§ EXERCISE OBJECTIVE:
Go through the entries below and copy each line containing the word "Project".

** Begin MATERIAL TO PROCESS **

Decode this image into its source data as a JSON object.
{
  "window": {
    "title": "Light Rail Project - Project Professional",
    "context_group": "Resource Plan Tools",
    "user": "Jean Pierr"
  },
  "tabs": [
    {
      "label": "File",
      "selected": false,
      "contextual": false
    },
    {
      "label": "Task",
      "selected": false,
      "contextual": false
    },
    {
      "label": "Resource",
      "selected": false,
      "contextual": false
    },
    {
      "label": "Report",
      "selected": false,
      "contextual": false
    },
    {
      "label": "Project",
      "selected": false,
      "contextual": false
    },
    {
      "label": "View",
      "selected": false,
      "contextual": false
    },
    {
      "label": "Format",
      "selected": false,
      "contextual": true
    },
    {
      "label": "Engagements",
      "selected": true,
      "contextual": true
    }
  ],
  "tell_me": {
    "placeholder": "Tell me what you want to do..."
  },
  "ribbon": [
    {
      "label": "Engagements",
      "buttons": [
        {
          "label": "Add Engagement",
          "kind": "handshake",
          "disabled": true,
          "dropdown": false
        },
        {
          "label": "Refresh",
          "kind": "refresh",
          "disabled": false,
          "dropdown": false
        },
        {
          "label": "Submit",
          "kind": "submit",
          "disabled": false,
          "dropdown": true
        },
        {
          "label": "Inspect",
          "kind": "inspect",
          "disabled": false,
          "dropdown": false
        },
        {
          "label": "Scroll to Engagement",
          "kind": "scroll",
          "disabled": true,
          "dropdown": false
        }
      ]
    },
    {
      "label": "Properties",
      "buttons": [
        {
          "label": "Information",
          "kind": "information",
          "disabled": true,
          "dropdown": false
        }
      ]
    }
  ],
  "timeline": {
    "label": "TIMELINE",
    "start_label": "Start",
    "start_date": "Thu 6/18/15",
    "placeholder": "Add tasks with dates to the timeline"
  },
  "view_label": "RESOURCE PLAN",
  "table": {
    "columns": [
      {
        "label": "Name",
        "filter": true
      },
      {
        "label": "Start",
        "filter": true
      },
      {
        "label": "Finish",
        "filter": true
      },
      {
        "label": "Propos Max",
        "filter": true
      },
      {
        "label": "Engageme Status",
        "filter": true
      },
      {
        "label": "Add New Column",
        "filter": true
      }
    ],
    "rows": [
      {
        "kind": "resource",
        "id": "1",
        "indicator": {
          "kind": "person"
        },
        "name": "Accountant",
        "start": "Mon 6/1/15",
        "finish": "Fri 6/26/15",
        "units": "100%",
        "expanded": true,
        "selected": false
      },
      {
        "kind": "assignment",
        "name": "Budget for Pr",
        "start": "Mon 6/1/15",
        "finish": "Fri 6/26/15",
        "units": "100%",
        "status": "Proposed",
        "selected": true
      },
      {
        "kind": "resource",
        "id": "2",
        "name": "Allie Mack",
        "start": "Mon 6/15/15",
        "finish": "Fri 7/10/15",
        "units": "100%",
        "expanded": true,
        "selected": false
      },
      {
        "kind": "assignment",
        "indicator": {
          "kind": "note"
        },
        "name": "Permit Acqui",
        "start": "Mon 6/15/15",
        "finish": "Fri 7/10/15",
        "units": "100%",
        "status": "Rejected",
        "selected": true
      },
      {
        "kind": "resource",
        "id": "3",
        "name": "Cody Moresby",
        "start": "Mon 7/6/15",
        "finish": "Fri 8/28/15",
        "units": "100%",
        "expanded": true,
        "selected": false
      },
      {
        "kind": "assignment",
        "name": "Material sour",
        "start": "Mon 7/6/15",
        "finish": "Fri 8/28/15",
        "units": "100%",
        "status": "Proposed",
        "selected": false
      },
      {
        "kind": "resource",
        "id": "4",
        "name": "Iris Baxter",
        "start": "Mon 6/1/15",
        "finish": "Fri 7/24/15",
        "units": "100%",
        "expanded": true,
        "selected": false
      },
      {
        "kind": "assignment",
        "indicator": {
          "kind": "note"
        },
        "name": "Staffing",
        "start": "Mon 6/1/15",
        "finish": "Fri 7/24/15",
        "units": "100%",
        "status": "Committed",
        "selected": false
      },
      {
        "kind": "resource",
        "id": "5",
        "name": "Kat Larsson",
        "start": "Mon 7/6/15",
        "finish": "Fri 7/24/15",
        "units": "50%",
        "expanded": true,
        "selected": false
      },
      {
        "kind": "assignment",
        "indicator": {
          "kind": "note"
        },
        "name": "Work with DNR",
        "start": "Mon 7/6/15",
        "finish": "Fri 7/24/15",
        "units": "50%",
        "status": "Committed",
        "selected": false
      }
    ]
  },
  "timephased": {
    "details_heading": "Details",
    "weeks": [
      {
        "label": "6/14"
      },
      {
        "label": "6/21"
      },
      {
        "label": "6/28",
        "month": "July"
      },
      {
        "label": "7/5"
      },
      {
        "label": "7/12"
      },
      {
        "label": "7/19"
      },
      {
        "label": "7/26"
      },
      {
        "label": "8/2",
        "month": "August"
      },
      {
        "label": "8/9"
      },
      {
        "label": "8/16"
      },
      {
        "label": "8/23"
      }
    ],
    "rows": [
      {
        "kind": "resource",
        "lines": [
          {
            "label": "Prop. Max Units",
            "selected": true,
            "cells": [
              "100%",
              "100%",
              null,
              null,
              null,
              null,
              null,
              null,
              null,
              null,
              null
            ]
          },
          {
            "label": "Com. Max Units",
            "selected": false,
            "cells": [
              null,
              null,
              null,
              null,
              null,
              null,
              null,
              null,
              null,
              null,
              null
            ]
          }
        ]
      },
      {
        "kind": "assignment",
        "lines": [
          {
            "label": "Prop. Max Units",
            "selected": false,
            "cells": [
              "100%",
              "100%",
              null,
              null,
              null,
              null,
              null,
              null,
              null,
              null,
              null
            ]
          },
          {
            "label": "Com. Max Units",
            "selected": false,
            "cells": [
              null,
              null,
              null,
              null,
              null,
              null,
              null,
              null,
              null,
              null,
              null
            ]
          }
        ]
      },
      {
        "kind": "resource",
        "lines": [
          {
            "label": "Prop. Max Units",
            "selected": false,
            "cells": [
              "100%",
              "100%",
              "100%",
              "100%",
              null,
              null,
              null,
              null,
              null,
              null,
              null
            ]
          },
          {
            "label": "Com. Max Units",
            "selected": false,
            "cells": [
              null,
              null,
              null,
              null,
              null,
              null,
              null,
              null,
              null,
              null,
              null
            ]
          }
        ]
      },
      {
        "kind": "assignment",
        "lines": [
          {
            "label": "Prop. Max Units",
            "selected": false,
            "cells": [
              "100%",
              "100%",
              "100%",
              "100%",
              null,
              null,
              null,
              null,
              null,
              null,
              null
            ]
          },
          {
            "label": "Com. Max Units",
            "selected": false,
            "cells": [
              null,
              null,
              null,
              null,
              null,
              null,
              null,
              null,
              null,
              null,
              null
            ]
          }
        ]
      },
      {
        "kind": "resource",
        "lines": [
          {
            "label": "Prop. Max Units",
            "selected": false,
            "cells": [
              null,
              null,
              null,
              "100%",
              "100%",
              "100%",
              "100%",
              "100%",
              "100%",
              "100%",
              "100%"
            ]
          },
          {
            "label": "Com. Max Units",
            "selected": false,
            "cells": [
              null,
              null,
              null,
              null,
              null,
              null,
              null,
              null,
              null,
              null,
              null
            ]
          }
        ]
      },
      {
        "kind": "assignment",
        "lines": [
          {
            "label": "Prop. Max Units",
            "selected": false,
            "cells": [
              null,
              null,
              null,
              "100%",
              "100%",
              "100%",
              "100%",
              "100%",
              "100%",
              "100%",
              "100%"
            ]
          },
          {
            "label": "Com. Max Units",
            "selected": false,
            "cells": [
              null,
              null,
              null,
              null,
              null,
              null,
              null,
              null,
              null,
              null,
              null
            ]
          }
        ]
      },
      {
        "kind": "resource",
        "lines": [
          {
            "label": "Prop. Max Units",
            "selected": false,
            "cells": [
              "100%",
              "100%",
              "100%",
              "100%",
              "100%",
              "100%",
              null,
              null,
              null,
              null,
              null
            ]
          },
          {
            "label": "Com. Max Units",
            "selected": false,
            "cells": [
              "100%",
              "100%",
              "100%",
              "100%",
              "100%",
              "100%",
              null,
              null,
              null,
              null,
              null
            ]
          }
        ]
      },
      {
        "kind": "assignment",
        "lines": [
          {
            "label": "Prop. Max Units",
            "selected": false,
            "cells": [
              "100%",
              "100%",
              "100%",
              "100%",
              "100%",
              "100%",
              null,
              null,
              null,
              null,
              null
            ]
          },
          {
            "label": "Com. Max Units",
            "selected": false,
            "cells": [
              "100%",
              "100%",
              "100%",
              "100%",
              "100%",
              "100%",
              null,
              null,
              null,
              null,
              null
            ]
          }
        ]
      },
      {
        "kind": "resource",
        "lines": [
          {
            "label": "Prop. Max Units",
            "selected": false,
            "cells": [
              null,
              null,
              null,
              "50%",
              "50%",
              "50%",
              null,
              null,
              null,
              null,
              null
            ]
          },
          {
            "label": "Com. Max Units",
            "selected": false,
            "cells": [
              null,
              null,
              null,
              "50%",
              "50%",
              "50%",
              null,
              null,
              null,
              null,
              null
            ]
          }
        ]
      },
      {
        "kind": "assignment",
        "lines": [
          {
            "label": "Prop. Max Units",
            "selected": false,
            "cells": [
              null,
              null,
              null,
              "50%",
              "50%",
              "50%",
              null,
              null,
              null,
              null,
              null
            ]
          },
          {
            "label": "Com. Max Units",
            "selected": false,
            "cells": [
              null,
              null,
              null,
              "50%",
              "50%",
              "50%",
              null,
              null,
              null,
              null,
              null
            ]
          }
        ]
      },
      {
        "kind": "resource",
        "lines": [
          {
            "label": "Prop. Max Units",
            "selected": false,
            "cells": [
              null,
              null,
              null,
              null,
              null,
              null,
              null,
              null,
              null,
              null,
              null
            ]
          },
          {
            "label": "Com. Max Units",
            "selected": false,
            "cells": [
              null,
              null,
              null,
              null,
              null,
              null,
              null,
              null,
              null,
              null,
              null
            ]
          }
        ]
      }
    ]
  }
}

** End MATERIAL TO PROCESS **

§ REPLY TO THE TASK:
    "title": "Light Rail Project - Project Professional",
      "label": "Project",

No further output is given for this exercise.